Work order 1: Please decide whether each statement below agrees with the summer movie post: (a) Both theaters show the midweek movies on Tuesdays and Wednesdays. (b) The $2 admission includes popcorn but no drink. (c) The Grand Cinemas is on Tom Hill Sr. Boulevard. Answer each with yes or no, and quote the words from the summer movie post that settle it.
Work order 2: Repeat the part of the summer movie post that starts at "Here's what Rodney" and ends at "Rivergate at 477-8117.", with no changes.

Excerpt to read:
-- Opening Marker --
Here's what Rodney wrote - The morning matinee has become a rite of summer for kids - and welcome respite for stay-at-home moms.Two Macon theaters - The Grand Cinemas on Zebulon Road and Regal Rivergate 14 on Tom Hill Sr. Boulevard - are bringing back the midweek movies this summer. Both theaters will feature showings on Tuesdays and Wednesdays.Among the season's offerings are "Over the Hedge," "Ice Age," "Alvin and The Chipmunks" and "Bee Movie." Admission is $2, which includes a soft drink and popcorn.Rivergate will show a G- and PG-rated movie each session of its Free Family Film Festival, which begins next week. Its lineup includes "Night At The Museum," "Pirates Who Don't Do Anything - Veggie Tales," "Evan Almighty," "Shrek The Third" and more. Admission, as you might guess from the name, is free.For more information, call the AmStar at 474-4443 and the Rivergate at 477-8117.
- Liz
Monday, June 09, 2008
"Everyone was Kung Fu fighting"
-- Closing Marker --
Document understanding data:
-- Opening Marker --
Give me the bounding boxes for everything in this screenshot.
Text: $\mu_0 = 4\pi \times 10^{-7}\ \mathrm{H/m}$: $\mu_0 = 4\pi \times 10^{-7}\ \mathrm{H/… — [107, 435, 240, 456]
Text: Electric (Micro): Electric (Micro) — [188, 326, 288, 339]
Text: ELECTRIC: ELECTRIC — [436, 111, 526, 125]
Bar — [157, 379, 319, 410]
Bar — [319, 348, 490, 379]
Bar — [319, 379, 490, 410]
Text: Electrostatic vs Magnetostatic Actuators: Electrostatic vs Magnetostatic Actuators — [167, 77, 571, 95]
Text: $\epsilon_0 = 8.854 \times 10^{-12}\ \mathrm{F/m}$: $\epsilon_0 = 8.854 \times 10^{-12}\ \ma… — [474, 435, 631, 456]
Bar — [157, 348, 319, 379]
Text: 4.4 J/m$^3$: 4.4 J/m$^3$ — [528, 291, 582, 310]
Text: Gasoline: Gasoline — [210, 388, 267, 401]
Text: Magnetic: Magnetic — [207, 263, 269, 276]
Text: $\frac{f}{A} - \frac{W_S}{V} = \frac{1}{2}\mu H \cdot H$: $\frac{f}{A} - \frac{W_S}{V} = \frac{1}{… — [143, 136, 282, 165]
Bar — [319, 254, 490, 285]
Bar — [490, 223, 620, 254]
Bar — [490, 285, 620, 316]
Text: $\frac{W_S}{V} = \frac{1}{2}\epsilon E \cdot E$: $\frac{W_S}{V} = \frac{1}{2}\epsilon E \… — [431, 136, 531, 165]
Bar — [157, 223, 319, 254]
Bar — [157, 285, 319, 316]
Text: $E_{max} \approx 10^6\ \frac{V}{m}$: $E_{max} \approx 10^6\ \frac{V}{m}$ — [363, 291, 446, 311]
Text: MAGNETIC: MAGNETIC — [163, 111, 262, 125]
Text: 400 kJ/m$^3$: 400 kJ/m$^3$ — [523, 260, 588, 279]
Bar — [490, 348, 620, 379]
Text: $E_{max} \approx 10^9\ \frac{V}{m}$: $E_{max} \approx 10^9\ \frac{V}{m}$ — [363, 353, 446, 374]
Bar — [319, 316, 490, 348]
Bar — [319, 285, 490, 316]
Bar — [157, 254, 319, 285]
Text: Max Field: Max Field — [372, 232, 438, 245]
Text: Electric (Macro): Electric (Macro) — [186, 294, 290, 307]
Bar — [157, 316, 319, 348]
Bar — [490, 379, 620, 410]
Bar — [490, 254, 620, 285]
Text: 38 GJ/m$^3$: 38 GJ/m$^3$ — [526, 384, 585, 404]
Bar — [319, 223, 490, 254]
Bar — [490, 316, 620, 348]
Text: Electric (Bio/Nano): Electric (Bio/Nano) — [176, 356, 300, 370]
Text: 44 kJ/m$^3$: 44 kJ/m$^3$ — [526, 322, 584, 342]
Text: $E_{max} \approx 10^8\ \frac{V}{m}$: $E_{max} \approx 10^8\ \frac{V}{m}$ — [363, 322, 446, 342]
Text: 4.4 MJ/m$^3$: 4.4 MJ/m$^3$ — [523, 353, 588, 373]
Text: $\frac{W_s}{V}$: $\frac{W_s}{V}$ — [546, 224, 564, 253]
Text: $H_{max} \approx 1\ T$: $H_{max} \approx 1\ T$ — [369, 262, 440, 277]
-- Closing Marker --
Exercise response 1:
(a) Yes: "Both theaters will feature showings on Tuesdays and Wednesdays."
(b) No: "Admission is $2, which includes a soft drink and popcorn."
(c) No: "The Grand Cinemas on Zebulon Road"

Exercise response 2:
Here's what Rodney wrote - The morning matinee has become a rite of summer for kids - and welcome respite for stay-at-home moms.Two Macon theaters - The Grand Cinemas on Zebulon Road and Regal Rivergate 14 on Tom Hill Sr. Boulevard - are bringing back the midweek movies this summer. Both theaters will feature showings on Tuesdays and Wednesdays.Among the season's offerings are "Over the Hedge," "Ice Age," "Alvin and The Chipmunks" and "Bee Movie." Admission is $2, which includes a soft drink and popcorn.Rivergate will show a G- and PG-rated movie each session of its Free Family Film Festival, which begins next week. Its lineup includes "Night At The Museum," "Pirates Who Don't Do Anything - Veggie Tales," "Evan Almighty," "Shrek The Third" and more. Admission, as you might guess from the name, is free.For more information, call the AmStar at 474-4443 and the Rivergate at 477-8117.